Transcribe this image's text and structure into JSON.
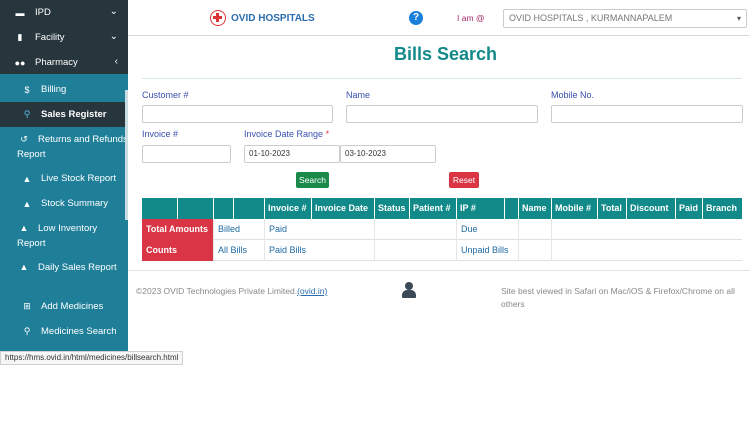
{
  "sidebar": {
    "items": [
      {
        "label": "IPD",
        "icon": "bed-icon",
        "chevron": "⌄"
      },
      {
        "label": "Facility",
        "icon": "building-icon",
        "chevron": "⌄"
      },
      {
        "label": "Pharmacy",
        "icon": "pills-icon",
        "chevron": "‹"
      }
    ],
    "sub_items": [
      {
        "label": "Billing",
        "icon": "dollar-icon"
      },
      {
        "label": "Sales Register",
        "icon": "search-icon"
      },
      {
        "label": "Returns and Refunds Report",
        "icon": "undo-icon"
      },
      {
        "label": "Live Stock Report",
        "icon": "cubes-icon"
      },
      {
        "label": "Stock Summary",
        "icon": "cubes-icon"
      },
      {
        "label": "Low Inventory Report",
        "icon": "cubes-icon"
      },
      {
        "label": "Daily Sales Report",
        "icon": "cubes-icon"
      },
      {
        "label": "Add Medicines",
        "icon": "plus-square-icon"
      },
      {
        "label": "Medicines Search",
        "icon": "search-icon"
      }
    ]
  },
  "header": {
    "brand": "OVID HOSPITALS",
    "help": "?",
    "iam_label": "I am @",
    "hospital_selected": "OVID HOSPITALS , KURMANNAPALEM"
  },
  "page": {
    "title": "Bills Search",
    "fields": {
      "customer_label": "Customer #",
      "name_label": "Name",
      "mobile_label": "Mobile No.",
      "invoice_label": "Invoice #",
      "range_label": "Invoice Date Range",
      "range_required": "*",
      "date_from": "01-10-2023",
      "date_to": "03-10-2023"
    },
    "buttons": {
      "search": "Search",
      "reset": "Reset"
    },
    "table": {
      "headers": [
        "",
        "",
        "",
        "",
        "Invoice #",
        "Invoice Date",
        "Status",
        "Patient #",
        "IP #",
        "",
        "Name",
        "Mobile #",
        "Total",
        "Discount",
        "Paid",
        "Branch"
      ],
      "rows": [
        {
          "label": "Total Amounts",
          "c1": "Billed",
          "c2": "Paid",
          "c3": "Due"
        },
        {
          "label": "Counts",
          "c1": "All Bills",
          "c2": "Paid Bills",
          "c3": "Unpaid Bills"
        }
      ]
    }
  },
  "footer": {
    "copyright": "©2023 OVID Technologies Private Limited.",
    "link": "(ovid.in)",
    "best_viewed": "Site best viewed in Safari on Mac/iOS & Firefox/Chrome on all others"
  },
  "statusbar": {
    "url": "https://hms.ovid.in/html/medicines/billsearch.html"
  }
}
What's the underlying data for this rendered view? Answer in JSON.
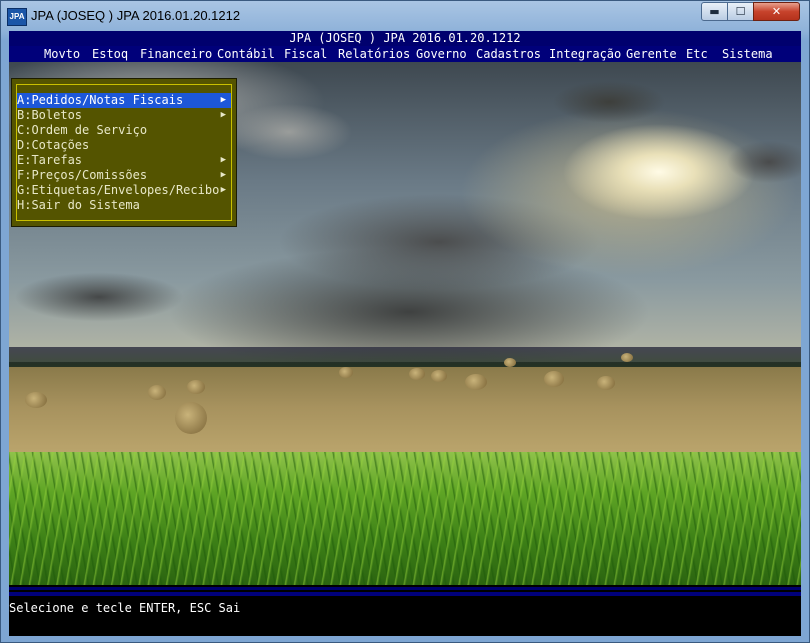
{
  "window": {
    "title": "JPA (JOSEQ ) JPA 2016.01.20.1212",
    "icon_name": "jpa-app-icon",
    "icon_text": "JPA",
    "buttons": {
      "minimize": "▬",
      "maximize": "☐",
      "close": "✕"
    }
  },
  "header": {
    "title": "JPA (JOSEQ ) JPA 2016.01.20.1212"
  },
  "menubar": {
    "items": [
      "Movto",
      "Estoq",
      "Financeiro",
      "Contábil",
      "Fiscal",
      "Relatórios",
      "Governo",
      "Cadastros",
      "Integração",
      "Gerente",
      "Etc",
      "Sistema"
    ],
    "active": "Movto"
  },
  "popup": {
    "items": [
      {
        "label": "A:Pedidos/Notas Fiscais",
        "submenu": true,
        "selected": true
      },
      {
        "label": "B:Boletos",
        "submenu": true,
        "selected": false
      },
      {
        "label": "C:Ordem de Serviço",
        "submenu": false,
        "selected": false
      },
      {
        "label": "D:Cotações",
        "submenu": false,
        "selected": false
      },
      {
        "label": "E:Tarefas",
        "submenu": true,
        "selected": false
      },
      {
        "label": "F:Preços/Comissões",
        "submenu": true,
        "selected": false
      },
      {
        "label": "G:Etiquetas/Envelopes/Recibo",
        "submenu": true,
        "selected": false
      },
      {
        "label": "H:Sair do Sistema",
        "submenu": false,
        "selected": false
      }
    ],
    "submenu_glyph": "▶"
  },
  "status": {
    "text": "Selecione e tecle ENTER, ESC Sai"
  },
  "colors": {
    "header_bg": "#00006e",
    "menubar_bg": "#00007a",
    "popup_bg": "#545400",
    "popup_border": "#c9c000",
    "selection": "#1d57d8"
  }
}
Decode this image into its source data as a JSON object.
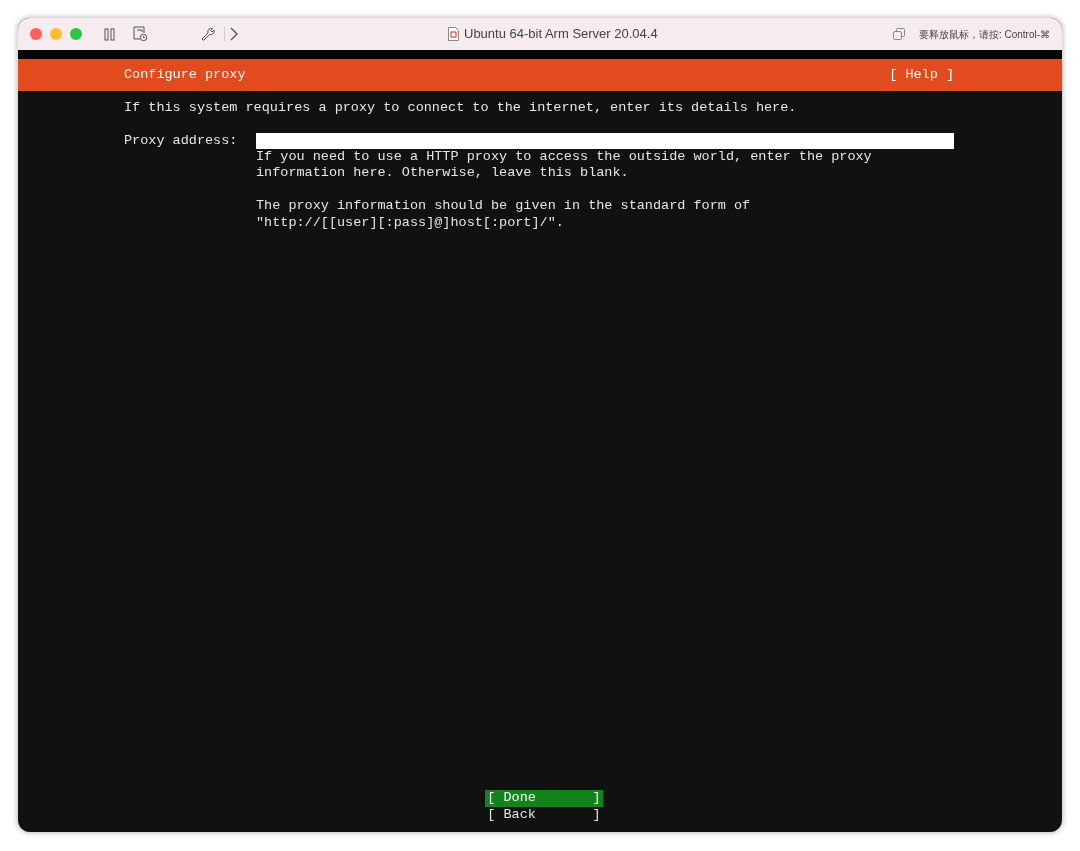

EXERCISE AIM | Within the entries above, work out how many lines contain the word "Report". The number alone is the answer.

WRITTEN REPLY | 4